--- begin Records supplied ---

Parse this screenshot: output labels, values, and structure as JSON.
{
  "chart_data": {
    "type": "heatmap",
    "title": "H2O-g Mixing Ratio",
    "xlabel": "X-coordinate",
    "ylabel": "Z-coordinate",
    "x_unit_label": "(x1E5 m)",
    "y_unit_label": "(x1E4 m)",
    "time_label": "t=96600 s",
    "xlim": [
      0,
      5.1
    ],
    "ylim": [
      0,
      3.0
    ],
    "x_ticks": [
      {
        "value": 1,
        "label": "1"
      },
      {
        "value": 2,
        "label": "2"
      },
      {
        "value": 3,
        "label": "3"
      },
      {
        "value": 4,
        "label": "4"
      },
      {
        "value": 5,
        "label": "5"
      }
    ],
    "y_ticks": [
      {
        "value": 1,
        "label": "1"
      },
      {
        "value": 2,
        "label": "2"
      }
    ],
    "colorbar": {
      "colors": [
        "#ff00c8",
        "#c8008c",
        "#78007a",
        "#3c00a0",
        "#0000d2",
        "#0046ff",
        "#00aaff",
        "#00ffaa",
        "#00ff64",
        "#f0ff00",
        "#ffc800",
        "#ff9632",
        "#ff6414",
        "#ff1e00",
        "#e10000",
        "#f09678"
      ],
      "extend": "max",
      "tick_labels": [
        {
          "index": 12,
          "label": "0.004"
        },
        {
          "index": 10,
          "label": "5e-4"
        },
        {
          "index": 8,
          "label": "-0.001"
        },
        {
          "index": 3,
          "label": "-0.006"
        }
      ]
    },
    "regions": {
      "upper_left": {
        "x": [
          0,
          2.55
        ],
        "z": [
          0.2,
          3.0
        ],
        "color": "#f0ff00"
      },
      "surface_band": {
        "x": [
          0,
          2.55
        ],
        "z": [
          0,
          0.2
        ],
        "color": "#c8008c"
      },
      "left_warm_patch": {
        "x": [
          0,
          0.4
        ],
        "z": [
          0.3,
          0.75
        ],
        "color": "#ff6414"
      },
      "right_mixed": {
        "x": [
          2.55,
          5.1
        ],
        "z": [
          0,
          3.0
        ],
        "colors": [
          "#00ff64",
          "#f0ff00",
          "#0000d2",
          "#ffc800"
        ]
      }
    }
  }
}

--- end Records supplied ---

**The request:** Repeat the lines above exactly.

**Complete output:**
Parse this screenshot: output labels, values, and structure as JSON.
{
  "chart_data": {
    "type": "heatmap",
    "title": "H2O-g Mixing Ratio",
    "xlabel": "X-coordinate",
    "ylabel": "Z-coordinate",
    "x_unit_label": "(x1E5 m)",
    "y_unit_label": "(x1E4 m)",
    "time_label": "t=96600 s",
    "xlim": [
      0,
      5.1
    ],
    "ylim": [
      0,
      3.0
    ],
    "x_ticks": [
      {
        "value": 1,
        "label": "1"
      },
      {
        "value": 2,
        "label": "2"
      },
      {
        "value": 3,
        "label": "3"
      },
      {
        "value": 4,
        "label": "4"
      },
      {
        "value": 5,
        "label": "5"
      }
    ],
    "y_ticks": [
      {
        "value": 1,
        "label": "1"
      },
      {
        "value": 2,
        "label": "2"
      }
    ],
    "colorbar": {
      "colors": [
        "#ff00c8",
        "#c8008c",
        "#78007a",
        "#3c00a0",
        "#0000d2",
        "#0046ff",
        "#00aaff",
        "#00ffaa",
        "#00ff64",
        "#f0ff00",
        "#ffc800",
        "#ff9632",
        "#ff6414",
        "#ff1e00",
        "#e10000",
        "#f09678"
      ],
      "extend": "max",
      "tick_labels": [
        {
          "index": 12,
          "label": "0.004"
        },
        {
          "index": 10,
          "label": "5e-4"
        },
        {
          "index": 8,
          "label": "-0.001"
        },
        {
          "index": 3,
          "label": "-0.006"
        }
      ]
    },
    "regions": {
      "upper_left": {
        "x": [
          0,
          2.55
        ],
        "z": [
          0.2,
          3.0
        ],
        "color": "#f0ff00"
      },
      "surface_band": {
        "x": [
          0,
          2.55
        ],
        "z": [
          0,
          0.2
        ],
        "color": "#c8008c"
      },
      "left_warm_patch": {
        "x": [
          0,
          0.4
        ],
        "z": [
          0.3,
          0.75
        ],
        "color": "#ff6414"
      },
      "right_mixed": {
        "x": [
          2.55,
          5.1
        ],
        "z": [
          0,
          3.0
        ],
        "colors": [
          "#00ff64",
          "#f0ff00",
          "#0000d2",
          "#ffc800"
        ]
      }
    }
  }
}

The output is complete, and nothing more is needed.